Look through the data below. Collect every line where the word "ylabel" occurs.

PROVIDED DATA
-- START --

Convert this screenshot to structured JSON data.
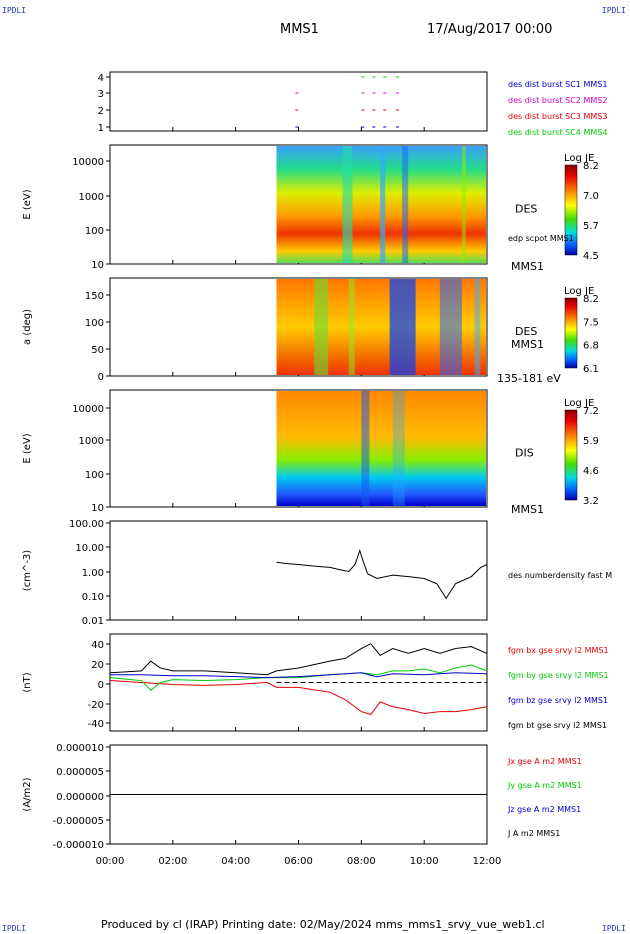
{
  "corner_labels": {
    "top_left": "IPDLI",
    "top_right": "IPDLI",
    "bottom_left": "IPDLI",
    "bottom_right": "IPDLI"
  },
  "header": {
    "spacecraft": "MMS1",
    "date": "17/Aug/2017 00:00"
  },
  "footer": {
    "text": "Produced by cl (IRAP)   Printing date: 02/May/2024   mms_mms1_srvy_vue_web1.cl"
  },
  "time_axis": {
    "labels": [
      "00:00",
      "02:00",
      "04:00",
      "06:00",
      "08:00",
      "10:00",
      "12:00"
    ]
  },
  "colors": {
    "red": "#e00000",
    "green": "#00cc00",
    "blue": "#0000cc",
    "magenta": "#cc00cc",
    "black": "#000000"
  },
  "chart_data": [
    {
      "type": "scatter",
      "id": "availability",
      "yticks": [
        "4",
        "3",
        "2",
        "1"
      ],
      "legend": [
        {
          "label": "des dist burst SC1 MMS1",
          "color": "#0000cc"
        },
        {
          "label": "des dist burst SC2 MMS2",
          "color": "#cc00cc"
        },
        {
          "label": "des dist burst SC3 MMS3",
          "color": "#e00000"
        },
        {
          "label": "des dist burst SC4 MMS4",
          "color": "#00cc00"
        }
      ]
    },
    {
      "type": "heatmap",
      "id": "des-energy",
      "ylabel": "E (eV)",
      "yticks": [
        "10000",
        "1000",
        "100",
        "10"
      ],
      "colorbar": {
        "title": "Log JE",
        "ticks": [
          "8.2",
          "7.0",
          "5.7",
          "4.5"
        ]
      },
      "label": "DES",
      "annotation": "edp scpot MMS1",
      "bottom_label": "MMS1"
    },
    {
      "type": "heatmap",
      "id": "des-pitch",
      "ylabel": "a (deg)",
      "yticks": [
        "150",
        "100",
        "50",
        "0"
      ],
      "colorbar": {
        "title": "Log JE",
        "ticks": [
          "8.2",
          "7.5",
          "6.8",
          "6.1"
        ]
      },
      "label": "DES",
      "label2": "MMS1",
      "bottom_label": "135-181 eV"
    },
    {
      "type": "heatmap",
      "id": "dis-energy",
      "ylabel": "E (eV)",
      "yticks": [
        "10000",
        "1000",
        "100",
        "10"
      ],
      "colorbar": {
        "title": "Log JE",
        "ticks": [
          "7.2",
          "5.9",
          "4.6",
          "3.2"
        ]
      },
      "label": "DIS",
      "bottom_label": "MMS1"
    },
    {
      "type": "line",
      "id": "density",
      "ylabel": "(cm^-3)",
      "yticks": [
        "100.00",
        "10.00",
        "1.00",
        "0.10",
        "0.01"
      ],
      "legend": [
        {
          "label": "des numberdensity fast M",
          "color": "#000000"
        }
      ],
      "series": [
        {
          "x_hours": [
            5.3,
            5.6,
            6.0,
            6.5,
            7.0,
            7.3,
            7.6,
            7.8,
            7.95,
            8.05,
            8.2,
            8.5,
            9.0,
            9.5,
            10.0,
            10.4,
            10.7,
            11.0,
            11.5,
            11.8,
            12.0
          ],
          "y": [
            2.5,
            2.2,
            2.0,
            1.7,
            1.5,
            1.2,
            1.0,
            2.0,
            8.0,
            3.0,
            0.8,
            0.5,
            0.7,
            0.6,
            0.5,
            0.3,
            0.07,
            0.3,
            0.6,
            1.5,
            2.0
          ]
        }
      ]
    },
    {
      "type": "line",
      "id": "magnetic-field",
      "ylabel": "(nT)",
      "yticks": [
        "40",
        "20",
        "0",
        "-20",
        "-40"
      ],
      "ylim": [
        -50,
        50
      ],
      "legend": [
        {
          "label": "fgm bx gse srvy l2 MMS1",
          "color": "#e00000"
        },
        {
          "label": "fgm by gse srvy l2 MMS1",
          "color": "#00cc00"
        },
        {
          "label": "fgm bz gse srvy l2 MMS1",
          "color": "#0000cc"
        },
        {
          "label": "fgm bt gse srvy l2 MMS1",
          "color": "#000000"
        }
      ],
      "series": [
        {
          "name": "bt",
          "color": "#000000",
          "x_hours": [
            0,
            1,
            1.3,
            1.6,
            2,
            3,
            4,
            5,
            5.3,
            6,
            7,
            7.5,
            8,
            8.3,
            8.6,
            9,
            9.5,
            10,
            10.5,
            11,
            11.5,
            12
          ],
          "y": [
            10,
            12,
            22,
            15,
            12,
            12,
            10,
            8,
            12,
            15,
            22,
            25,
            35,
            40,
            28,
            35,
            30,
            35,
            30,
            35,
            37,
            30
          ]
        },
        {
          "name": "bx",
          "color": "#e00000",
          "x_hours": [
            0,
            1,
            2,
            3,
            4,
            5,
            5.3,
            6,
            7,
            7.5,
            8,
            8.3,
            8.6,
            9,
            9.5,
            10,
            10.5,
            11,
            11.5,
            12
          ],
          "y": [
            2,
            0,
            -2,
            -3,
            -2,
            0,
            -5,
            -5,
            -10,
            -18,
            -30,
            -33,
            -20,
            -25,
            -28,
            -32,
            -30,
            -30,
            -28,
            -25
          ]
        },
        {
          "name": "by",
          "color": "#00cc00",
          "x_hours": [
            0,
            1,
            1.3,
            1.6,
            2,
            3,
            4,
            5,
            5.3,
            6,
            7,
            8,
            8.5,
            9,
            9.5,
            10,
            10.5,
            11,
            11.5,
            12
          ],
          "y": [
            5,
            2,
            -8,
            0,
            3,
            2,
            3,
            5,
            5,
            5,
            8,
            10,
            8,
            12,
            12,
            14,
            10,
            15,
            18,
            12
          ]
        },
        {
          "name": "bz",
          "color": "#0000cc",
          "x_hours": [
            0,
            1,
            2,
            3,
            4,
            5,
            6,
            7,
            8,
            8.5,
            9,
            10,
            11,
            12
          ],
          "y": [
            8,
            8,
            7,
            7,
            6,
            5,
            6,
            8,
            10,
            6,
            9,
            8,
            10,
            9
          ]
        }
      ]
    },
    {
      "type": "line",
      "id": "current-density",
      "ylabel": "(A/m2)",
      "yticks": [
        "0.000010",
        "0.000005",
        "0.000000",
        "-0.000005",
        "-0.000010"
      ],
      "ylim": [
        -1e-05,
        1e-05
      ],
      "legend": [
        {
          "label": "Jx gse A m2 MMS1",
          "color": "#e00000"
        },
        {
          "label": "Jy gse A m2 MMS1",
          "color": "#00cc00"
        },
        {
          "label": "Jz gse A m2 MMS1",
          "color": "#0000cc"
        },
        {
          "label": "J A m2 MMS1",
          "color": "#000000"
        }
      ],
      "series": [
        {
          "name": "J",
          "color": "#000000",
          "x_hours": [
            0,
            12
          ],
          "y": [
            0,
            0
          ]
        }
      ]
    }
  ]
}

-- END --
-- START --

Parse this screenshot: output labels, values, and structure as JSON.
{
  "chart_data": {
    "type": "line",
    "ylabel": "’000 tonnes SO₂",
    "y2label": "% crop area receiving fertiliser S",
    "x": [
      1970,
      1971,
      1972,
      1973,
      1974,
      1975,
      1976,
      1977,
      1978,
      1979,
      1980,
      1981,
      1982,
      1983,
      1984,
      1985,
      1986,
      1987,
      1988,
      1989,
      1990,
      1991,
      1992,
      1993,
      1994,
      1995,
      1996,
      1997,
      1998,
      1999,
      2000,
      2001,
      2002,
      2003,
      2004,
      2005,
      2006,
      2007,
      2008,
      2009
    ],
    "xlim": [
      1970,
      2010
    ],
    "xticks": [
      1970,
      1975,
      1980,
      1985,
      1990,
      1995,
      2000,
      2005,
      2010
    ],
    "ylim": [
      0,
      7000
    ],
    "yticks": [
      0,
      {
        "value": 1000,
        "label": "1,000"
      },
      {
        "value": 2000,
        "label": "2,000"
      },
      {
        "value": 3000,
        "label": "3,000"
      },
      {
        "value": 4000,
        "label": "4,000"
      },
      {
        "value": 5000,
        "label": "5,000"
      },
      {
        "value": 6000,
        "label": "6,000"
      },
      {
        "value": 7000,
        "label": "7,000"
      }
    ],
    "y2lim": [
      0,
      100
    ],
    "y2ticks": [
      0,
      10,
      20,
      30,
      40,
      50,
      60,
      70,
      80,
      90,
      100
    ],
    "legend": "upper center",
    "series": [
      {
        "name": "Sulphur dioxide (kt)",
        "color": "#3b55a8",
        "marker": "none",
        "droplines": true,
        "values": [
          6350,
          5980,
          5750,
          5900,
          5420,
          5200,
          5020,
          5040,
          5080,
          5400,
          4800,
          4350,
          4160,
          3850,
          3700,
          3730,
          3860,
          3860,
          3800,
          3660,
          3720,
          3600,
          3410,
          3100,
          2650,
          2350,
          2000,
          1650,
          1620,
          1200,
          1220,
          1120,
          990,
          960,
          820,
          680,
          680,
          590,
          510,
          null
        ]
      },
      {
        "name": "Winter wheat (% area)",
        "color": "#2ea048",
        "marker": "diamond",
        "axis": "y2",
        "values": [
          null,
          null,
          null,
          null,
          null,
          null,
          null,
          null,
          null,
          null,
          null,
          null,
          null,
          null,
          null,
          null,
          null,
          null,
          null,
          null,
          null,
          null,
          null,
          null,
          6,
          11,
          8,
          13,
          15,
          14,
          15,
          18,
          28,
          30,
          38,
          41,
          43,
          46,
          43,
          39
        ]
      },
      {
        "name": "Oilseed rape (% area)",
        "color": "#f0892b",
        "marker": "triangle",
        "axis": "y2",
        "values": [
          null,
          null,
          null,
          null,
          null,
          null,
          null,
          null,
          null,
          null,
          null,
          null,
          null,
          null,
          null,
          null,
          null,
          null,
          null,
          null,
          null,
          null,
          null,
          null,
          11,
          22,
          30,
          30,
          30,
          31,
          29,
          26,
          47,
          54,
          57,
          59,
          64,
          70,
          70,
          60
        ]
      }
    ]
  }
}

-- END --

TASK RESPONSE
      "ylabel": "E (eV)",
      "ylabel": "a (deg)",
      "ylabel": "E (eV)",
      "ylabel": "(cm^-3)",
      "ylabel": "(nT)",
      "ylabel": "(A/m2)",
    "ylabel": "’000 tonnes SO₂",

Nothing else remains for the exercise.